Exercise details:
Extract each line of the data below exactly as written.

** START **

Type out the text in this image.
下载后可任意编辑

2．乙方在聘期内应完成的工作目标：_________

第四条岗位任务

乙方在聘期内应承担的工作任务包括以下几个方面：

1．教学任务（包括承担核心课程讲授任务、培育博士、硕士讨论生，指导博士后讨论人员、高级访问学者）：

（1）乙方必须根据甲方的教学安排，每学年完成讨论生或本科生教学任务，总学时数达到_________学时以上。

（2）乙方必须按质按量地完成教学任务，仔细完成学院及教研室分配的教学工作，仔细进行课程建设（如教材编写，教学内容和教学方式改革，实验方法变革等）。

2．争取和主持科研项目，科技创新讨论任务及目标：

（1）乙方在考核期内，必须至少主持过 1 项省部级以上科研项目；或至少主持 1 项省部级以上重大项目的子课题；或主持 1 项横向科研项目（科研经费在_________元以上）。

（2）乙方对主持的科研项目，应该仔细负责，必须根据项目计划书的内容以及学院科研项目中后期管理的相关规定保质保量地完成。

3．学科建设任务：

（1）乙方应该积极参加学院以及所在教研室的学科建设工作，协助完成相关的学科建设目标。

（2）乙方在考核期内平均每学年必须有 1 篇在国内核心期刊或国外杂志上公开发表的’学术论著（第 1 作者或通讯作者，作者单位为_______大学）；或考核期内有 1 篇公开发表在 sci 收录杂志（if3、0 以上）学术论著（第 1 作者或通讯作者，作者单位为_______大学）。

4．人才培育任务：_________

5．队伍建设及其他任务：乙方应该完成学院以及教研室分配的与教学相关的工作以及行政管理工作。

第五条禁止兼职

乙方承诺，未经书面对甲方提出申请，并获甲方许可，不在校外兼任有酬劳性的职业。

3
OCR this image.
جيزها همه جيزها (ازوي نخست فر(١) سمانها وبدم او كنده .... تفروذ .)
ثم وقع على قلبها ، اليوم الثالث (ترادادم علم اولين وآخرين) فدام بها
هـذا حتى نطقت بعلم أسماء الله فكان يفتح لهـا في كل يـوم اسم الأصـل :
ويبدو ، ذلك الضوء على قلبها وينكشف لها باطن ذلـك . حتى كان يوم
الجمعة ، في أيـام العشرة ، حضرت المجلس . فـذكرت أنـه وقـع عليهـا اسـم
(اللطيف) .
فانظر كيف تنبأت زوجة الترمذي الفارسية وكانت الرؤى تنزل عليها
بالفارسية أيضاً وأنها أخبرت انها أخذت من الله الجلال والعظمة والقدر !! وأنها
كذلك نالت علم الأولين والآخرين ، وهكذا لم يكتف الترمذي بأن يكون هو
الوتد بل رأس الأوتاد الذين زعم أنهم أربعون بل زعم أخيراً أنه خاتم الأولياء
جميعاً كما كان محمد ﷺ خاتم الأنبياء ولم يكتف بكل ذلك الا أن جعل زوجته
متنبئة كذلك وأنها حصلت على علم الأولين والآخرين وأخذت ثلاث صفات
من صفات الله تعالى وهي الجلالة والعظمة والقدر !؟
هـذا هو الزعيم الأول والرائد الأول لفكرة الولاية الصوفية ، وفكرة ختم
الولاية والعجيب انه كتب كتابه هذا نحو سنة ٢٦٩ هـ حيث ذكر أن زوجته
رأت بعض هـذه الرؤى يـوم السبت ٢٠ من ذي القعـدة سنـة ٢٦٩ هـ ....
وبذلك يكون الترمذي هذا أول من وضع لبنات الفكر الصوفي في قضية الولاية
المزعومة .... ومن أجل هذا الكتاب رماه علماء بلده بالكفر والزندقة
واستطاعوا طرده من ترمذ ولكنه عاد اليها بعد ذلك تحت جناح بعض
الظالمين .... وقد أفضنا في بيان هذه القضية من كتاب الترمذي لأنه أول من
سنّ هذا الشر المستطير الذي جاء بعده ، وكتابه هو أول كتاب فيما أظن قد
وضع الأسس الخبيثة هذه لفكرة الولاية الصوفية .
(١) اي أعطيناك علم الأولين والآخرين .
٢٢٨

** END **

Expected output:
Type out the text in this image.
下载后可任意编辑

2．乙方在聘期内应完成的工作目标：_________

第四条岗位任务

乙方在聘期内应承担的工作任务包括以下几个方面：

1．教学任务（包括承担核心课程讲授任务、培育博士、硕士讨论生，指导博士后讨论人员、高级访问学者）：

（1）乙方必须根据甲方的教学安排，每学年完成讨论生或本科生教学任务，总学时数达到_________学时以上。

（2）乙方必须按质按量地完成教学任务，仔细完成学院及教研室分配的教学工作，仔细进行课程建设（如教材编写，教学内容和教学方式改革，实验方法变革等）。

2．争取和主持科研项目，科技创新讨论任务及目标：

（1）乙方在考核期内，必须至少主持过 1 项省部级以上科研项目；或至少主持 1 项省部级以上重大项目的子课题；或主持 1 项横向科研项目（科研经费在_________元以上）。

（2）乙方对主持的科研项目，应该仔细负责，必须根据项目计划书的内容以及学院科研项目中后期管理的相关规定保质保量地完成。

3．学科建设任务：

（1）乙方应该积极参加学院以及所在教研室的学科建设工作，协助完成相关的学科建设目标。

（2）乙方在考核期内平均每学年必须有 1 篇在国内核心期刊或国外杂志上公开发表的’学术论著（第 1 作者或通讯作者，作者单位为_______大学）；或考核期内有 1 篇公开发表在 sci 收录杂志（if3、0 以上）学术论著（第 1 作者或通讯作者，作者单位为_______大学）。

4．人才培育任务：_________

5．队伍建设及其他任务：乙方应该完成学院以及教研室分配的与教学相关的工作以及行政管理工作。

第五条禁止兼职

乙方承诺，未经书面对甲方提出申请，并获甲方许可，不在校外兼任有酬劳性的职业。

3
OCR this image.
جيزها همه جيزها (ازوي نخست فر(١) سمانها وبدم او كنده .... تفروذ .)
ثم وقع على قلبها ، اليوم الثالث (ترادادم علم اولين وآخرين) فدام بها
هـذا حتى نطقت بعلم أسماء الله فكان يفتح لهـا في كل يـوم اسم الأصـل :
ويبدو ، ذلك الضوء على قلبها وينكشف لها باطن ذلـك . حتى كان يوم
الجمعة ، في أيـام العشرة ، حضرت المجلس . فـذكرت أنـه وقـع عليهـا اسـم
(اللطيف) .
فانظر كيف تنبأت زوجة الترمذي الفارسية وكانت الرؤى تنزل عليها
بالفارسية أيضاً وأنها أخبرت انها أخذت من الله الجلال والعظمة والقدر !! وأنها
كذلك نالت علم الأولين والآخرين ، وهكذا لم يكتف الترمذي بأن يكون هو
الوتد بل رأس الأوتاد الذين زعم أنهم أربعون بل زعم أخيراً أنه خاتم الأولياء
جميعاً كما كان محمد ﷺ خاتم الأنبياء ولم يكتف بكل ذلك الا أن جعل زوجته
متنبئة كذلك وأنها حصلت على علم الأولين والآخرين وأخذت ثلاث صفات
من صفات الله تعالى وهي الجلالة والعظمة والقدر !؟
هـذا هو الزعيم الأول والرائد الأول لفكرة الولاية الصوفية ، وفكرة ختم
الولاية والعجيب انه كتب كتابه هذا نحو سنة ٢٦٩ هـ حيث ذكر أن زوجته
رأت بعض هـذه الرؤى يـوم السبت ٢٠ من ذي القعـدة سنـة ٢٦٩ هـ ....
وبذلك يكون الترمذي هذا أول من وضع لبنات الفكر الصوفي في قضية الولاية
المزعومة .... ومن أجل هذا الكتاب رماه علماء بلده بالكفر والزندقة
واستطاعوا طرده من ترمذ ولكنه عاد اليها بعد ذلك تحت جناح بعض
الظالمين .... وقد أفضنا في بيان هذه القضية من كتاب الترمذي لأنه أول من
سنّ هذا الشر المستطير الذي جاء بعده ، وكتابه هو أول كتاب فيما أظن قد
وضع الأسس الخبيثة هذه لفكرة الولاية الصوفية .
(١) اي أعطيناك علم الأولين والآخرين .
٢٢٨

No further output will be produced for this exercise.